Copy out every line exactly as given.

Excerpted records:
::::
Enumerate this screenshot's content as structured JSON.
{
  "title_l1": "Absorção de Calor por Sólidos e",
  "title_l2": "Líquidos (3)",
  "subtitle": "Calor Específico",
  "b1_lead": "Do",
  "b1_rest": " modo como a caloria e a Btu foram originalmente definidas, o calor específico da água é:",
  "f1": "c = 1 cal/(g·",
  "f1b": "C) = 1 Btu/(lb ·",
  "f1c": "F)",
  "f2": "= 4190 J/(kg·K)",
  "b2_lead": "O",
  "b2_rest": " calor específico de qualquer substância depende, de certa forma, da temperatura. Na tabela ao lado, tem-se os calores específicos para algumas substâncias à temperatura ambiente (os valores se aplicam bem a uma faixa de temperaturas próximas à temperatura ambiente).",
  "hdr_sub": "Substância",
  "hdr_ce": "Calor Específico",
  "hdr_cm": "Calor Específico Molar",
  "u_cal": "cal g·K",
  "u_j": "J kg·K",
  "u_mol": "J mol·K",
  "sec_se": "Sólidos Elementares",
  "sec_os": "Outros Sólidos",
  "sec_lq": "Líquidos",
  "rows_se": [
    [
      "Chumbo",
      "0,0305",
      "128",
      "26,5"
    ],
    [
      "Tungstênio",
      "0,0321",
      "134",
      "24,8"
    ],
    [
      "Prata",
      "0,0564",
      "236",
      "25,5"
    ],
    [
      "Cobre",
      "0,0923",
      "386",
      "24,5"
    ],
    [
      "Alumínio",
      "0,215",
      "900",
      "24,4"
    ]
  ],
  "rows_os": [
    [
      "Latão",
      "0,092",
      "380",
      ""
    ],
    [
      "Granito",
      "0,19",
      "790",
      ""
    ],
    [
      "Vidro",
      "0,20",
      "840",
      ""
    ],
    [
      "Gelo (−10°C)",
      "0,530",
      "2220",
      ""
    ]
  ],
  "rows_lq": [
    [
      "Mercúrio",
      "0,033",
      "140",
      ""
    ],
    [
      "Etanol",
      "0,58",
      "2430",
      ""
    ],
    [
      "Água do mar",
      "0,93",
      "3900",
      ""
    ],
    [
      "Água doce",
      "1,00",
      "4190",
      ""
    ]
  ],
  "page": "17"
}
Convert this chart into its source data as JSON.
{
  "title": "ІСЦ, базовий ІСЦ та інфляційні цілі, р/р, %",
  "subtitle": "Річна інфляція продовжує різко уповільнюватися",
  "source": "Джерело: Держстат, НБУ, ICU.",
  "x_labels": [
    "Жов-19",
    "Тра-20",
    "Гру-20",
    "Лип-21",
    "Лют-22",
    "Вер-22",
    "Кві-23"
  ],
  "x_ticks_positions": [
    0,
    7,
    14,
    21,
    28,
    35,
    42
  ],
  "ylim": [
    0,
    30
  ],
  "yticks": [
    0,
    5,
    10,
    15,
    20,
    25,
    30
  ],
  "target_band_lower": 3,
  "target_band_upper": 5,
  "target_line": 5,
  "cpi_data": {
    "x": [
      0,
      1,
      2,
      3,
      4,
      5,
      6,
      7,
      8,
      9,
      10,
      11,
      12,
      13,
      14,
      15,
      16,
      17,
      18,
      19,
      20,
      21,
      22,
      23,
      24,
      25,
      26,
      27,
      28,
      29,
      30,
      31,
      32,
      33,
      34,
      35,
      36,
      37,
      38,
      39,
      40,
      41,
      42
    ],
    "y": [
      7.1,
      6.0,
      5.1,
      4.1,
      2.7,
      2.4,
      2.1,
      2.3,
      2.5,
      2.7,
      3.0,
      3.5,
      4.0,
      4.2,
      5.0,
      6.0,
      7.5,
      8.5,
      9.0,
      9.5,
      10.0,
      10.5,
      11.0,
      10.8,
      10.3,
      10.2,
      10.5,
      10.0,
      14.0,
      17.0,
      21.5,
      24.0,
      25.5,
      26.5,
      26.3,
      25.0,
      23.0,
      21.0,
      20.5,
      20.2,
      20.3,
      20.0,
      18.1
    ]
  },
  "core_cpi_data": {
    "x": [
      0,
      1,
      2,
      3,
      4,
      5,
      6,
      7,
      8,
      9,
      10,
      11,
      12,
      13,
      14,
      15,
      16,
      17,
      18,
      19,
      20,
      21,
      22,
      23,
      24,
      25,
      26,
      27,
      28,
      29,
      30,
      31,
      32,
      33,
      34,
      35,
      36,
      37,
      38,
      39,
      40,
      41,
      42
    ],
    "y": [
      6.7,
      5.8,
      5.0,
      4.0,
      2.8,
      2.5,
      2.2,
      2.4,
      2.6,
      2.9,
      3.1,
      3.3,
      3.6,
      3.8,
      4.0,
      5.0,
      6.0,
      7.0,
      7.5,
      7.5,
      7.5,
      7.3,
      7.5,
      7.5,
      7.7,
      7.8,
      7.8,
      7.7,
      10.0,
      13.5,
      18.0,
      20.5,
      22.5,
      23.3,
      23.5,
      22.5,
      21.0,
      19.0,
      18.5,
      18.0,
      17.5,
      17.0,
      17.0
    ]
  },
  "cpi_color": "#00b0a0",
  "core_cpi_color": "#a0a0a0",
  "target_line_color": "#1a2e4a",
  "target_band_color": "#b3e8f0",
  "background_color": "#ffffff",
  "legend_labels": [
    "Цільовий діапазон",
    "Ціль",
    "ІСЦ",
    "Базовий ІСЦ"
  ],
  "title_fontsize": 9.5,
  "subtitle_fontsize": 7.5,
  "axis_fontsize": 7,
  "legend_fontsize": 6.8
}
::::
Output:
Enumerate this screenshot's content as structured JSON.
{
  "title_l1": "Absorção de Calor por Sólidos e",
  "title_l2": "Líquidos (3)",
  "subtitle": "Calor Específico",
  "b1_lead": "Do",
  "b1_rest": " modo como a caloria e a Btu foram originalmente definidas, o calor específico da água é:",
  "f1": "c = 1 cal/(g·",
  "f1b": "C) = 1 Btu/(lb ·",
  "f1c": "F)",
  "f2": "= 4190 J/(kg·K)",
  "b2_lead": "O",
  "b2_rest": " calor específico de qualquer substância depende, de certa forma, da temperatura. Na tabela ao lado, tem-se os calores específicos para algumas substâncias à temperatura ambiente (os valores se aplicam bem a uma faixa de temperaturas próximas à temperatura ambiente).",
  "hdr_sub": "Substância",
  "hdr_ce": "Calor Específico",
  "hdr_cm": "Calor Específico Molar",
  "u_cal": "cal g·K",
  "u_j": "J kg·K",
  "u_mol": "J mol·K",
  "sec_se": "Sólidos Elementares",
  "sec_os": "Outros Sólidos",
  "sec_lq": "Líquidos",
  "rows_se": [
    [
      "Chumbo",
      "0,0305",
      "128",
      "26,5"
    ],
    [
      "Tungstênio",
      "0,0321",
      "134",
      "24,8"
    ],
    [
      "Prata",
      "0,0564",
      "236",
      "25,5"
    ],
    [
      "Cobre",
      "0,0923",
      "386",
      "24,5"
    ],
    [
      "Alumínio",
      "0,215",
      "900",
      "24,4"
    ]
  ],
  "rows_os": [
    [
      "Latão",
      "0,092",
      "380",
      ""
    ],
    [
      "Granito",
      "0,19",
      "790",
      ""
    ],
    [
      "Vidro",
      "0,20",
      "840",
      ""
    ],
    [
      "Gelo (−10°C)",
      "0,530",
      "2220",
      ""
    ]
  ],
  "rows_lq": [
    [
      "Mercúrio",
      "0,033",
      "140",
      ""
    ],
    [
      "Etanol",
      "0,58",
      "2430",
      ""
    ],
    [
      "Água do mar",
      "0,93",
      "3900",
      ""
    ],
    [
      "Água doce",
      "1,00",
      "4190",
      ""
    ]
  ],
  "page": "17"
}
Convert this chart into its source data as JSON.
{
  "title": "ІСЦ, базовий ІСЦ та інфляційні цілі, р/р, %",
  "subtitle": "Річна інфляція продовжує різко уповільнюватися",
  "source": "Джерело: Держстат, НБУ, ICU.",
  "x_labels": [
    "Жов-19",
    "Тра-20",
    "Гру-20",
    "Лип-21",
    "Лют-22",
    "Вер-22",
    "Кві-23"
  ],
  "x_ticks_positions": [
    0,
    7,
    14,
    21,
    28,
    35,
    42
  ],
  "ylim": [
    0,
    30
  ],
  "yticks": [
    0,
    5,
    10,
    15,
    20,
    25,
    30
  ],
  "target_band_lower": 3,
  "target_band_upper": 5,
  "target_line": 5,
  "cpi_data": {
    "x": [
      0,
      1,
      2,
      3,
      4,
      5,
      6,
      7,
      8,
      9,
      10,
      11,
      12,
      13,
      14,
      15,
      16,
      17,
      18,
      19,
      20,
      21,
      22,
      23,
      24,
      25,
      26,
      27,
      28,
      29,
      30,
      31,
      32,
      33,
      34,
      35,
      36,
      37,
      38,
      39,
      40,
      41,
      42
    ],
    "y": [
      7.1,
      6.0,
      5.1,
      4.1,
      2.7,
      2.4,
      2.1,
      2.3,
      2.5,
      2.7,
      3.0,
      3.5,
      4.0,
      4.2,
      5.0,
      6.0,
      7.5,
      8.5,
      9.0,
      9.5,
      10.0,
      10.5,
      11.0,
      10.8,
      10.3,
      10.2,
      10.5,
      10.0,
      14.0,
      17.0,
      21.5,
      24.0,
      25.5,
      26.5,
      26.3,
      25.0,
      23.0,
      21.0,
      20.5,
      20.2,
      20.3,
      20.0,
      18.1
    ]
  },
  "core_cpi_data": {
    "x": [
      0,
      1,
      2,
      3,
      4,
      5,
      6,
      7,
      8,
      9,
      10,
      11,
      12,
      13,
      14,
      15,
      16,
      17,
      18,
      19,
      20,
      21,
      22,
      23,
      24,
      25,
      26,
      27,
      28,
      29,
      30,
      31,
      32,
      33,
      34,
      35,
      36,
      37,
      38,
      39,
      40,
      41,
      42
    ],
    "y": [
      6.7,
      5.8,
      5.0,
      4.0,
      2.8,
      2.5,
      2.2,
      2.4,
      2.6,
      2.9,
      3.1,
      3.3,
      3.6,
      3.8,
      4.0,
      5.0,
      6.0,
      7.0,
      7.5,
      7.5,
      7.5,
      7.3,
      7.5,
      7.5,
      7.7,
      7.8,
      7.8,
      7.7,
      10.0,
      13.5,
      18.0,
      20.5,
      22.5,
      23.3,
      23.5,
      22.5,
      21.0,
      19.0,
      18.5,
      18.0,
      17.5,
      17.0,
      17.0
    ]
  },
  "cpi_color": "#00b0a0",
  "core_cpi_color": "#a0a0a0",
  "target_line_color": "#1a2e4a",
  "target_band_color": "#b3e8f0",
  "background_color": "#ffffff",
  "legend_labels": [
    "Цільовий діапазон",
    "Ціль",
    "ІСЦ",
    "Базовий ІСЦ"
  ],
  "title_fontsize": 9.5,
  "subtitle_fontsize": 7.5,
  "axis_fontsize": 7,
  "legend_fontsize": 6.8
}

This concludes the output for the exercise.